**Data records:**

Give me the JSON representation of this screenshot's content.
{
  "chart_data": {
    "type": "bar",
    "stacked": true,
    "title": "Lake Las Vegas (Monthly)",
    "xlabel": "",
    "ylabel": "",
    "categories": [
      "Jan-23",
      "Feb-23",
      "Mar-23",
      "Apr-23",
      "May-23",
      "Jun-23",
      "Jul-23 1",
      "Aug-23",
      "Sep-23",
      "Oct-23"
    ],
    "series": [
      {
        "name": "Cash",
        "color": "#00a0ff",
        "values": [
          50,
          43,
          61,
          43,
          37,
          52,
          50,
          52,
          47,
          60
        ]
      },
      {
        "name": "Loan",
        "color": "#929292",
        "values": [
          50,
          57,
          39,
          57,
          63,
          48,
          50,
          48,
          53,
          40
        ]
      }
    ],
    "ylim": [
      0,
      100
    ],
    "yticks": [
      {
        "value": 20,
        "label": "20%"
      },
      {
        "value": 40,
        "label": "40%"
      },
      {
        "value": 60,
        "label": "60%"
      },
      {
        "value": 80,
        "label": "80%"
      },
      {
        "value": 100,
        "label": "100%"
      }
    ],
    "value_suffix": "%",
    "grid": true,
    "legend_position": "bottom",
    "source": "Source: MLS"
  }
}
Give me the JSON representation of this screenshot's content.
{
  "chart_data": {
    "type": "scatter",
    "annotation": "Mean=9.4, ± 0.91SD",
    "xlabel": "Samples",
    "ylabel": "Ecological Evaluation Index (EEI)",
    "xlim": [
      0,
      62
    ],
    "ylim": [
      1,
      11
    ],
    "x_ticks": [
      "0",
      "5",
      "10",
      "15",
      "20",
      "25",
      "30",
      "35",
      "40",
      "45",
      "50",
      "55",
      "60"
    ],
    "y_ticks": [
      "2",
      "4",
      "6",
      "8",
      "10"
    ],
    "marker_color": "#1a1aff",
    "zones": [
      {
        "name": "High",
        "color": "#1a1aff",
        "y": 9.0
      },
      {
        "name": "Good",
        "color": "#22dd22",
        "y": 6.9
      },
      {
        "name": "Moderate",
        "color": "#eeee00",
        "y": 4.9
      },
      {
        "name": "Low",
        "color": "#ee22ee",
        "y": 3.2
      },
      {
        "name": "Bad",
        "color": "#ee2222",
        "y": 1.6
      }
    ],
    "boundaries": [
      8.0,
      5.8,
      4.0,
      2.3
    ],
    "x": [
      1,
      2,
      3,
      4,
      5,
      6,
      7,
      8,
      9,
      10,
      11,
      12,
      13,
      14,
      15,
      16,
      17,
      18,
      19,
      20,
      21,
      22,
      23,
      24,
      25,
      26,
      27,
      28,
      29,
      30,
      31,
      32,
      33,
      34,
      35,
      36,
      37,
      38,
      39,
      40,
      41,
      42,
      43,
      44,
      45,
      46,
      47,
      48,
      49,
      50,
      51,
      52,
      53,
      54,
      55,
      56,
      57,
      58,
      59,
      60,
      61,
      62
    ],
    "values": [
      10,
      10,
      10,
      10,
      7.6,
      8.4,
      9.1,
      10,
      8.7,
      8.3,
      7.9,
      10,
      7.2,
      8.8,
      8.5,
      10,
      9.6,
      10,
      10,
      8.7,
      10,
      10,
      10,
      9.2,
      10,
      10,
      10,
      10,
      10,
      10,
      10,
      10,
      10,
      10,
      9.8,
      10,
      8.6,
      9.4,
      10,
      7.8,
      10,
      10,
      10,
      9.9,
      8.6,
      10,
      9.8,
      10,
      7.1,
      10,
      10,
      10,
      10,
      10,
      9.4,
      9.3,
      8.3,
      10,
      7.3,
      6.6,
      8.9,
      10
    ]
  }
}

**WORK TO DO:** Repeat the records above exactly as they appear.

**RESPONSE TO THE TASK:**
Give me the JSON representation of this screenshot's content.
{
  "chart_data": {
    "type": "bar",
    "stacked": true,
    "title": "Lake Las Vegas (Monthly)",
    "xlabel": "",
    "ylabel": "",
    "categories": [
      "Jan-23",
      "Feb-23",
      "Mar-23",
      "Apr-23",
      "May-23",
      "Jun-23",
      "Jul-23 1",
      "Aug-23",
      "Sep-23",
      "Oct-23"
    ],
    "series": [
      {
        "name": "Cash",
        "color": "#00a0ff",
        "values": [
          50,
          43,
          61,
          43,
          37,
          52,
          50,
          52,
          47,
          60
        ]
      },
      {
        "name": "Loan",
        "color": "#929292",
        "values": [
          50,
          57,
          39,
          57,
          63,
          48,
          50,
          48,
          53,
          40
        ]
      }
    ],
    "ylim": [
      0,
      100
    ],
    "yticks": [
      {
        "value": 20,
        "label": "20%"
      },
      {
        "value": 40,
        "label": "40%"
      },
      {
        "value": 60,
        "label": "60%"
      },
      {
        "value": 80,
        "label": "80%"
      },
      {
        "value": 100,
        "label": "100%"
      }
    ],
    "value_suffix": "%",
    "grid": true,
    "legend_position": "bottom",
    "source": "Source: MLS"
  }
}
Give me the JSON representation of this screenshot's content.
{
  "chart_data": {
    "type": "scatter",
    "annotation": "Mean=9.4, ± 0.91SD",
    "xlabel": "Samples",
    "ylabel": "Ecological Evaluation Index (EEI)",
    "xlim": [
      0,
      62
    ],
    "ylim": [
      1,
      11
    ],
    "x_ticks": [
      "0",
      "5",
      "10",
      "15",
      "20",
      "25",
      "30",
      "35",
      "40",
      "45",
      "50",
      "55",
      "60"
    ],
    "y_ticks": [
      "2",
      "4",
      "6",
      "8",
      "10"
    ],
    "marker_color": "#1a1aff",
    "zones": [
      {
        "name": "High",
        "color": "#1a1aff",
        "y": 9.0
      },
      {
        "name": "Good",
        "color": "#22dd22",
        "y": 6.9
      },
      {
        "name": "Moderate",
        "color": "#eeee00",
        "y": 4.9
      },
      {
        "name": "Low",
        "color": "#ee22ee",
        "y": 3.2
      },
      {
        "name": "Bad",
        "color": "#ee2222",
        "y": 1.6
      }
    ],
    "boundaries": [
      8.0,
      5.8,
      4.0,
      2.3
    ],
    "x": [
      1,
      2,
      3,
      4,
      5,
      6,
      7,
      8,
      9,
      10,
      11,
      12,
      13,
      14,
      15,
      16,
      17,
      18,
      19,
      20,
      21,
      22,
      23,
      24,
      25,
      26,
      27,
      28,
      29,
      30,
      31,
      32,
      33,
      34,
      35,
      36,
      37,
      38,
      39,
      40,
      41,
      42,
      43,
      44,
      45,
      46,
      47,
      48,
      49,
      50,
      51,
      52,
      53,
      54,
      55,
      56,
      57,
      58,
      59,
      60,
      61,
      62
    ],
    "values": [
      10,
      10,
      10,
      10,
      7.6,
      8.4,
      9.1,
      10,
      8.7,
      8.3,
      7.9,
      10,
      7.2,
      8.8,
      8.5,
      10,
      9.6,
      10,
      10,
      8.7,
      10,
      10,
      10,
      9.2,
      10,
      10,
      10,
      10,
      10,
      10,
      10,
      10,
      10,
      10,
      9.8,
      10,
      8.6,
      9.4,
      10,
      7.8,
      10,
      10,
      10,
      9.9,
      8.6,
      10,
      9.8,
      10,
      7.1,
      10,
      10,
      10,
      10,
      10,
      9.4,
      9.3,
      8.3,
      10,
      7.3,
      6.6,
      8.9,
      10
    ]
  }
}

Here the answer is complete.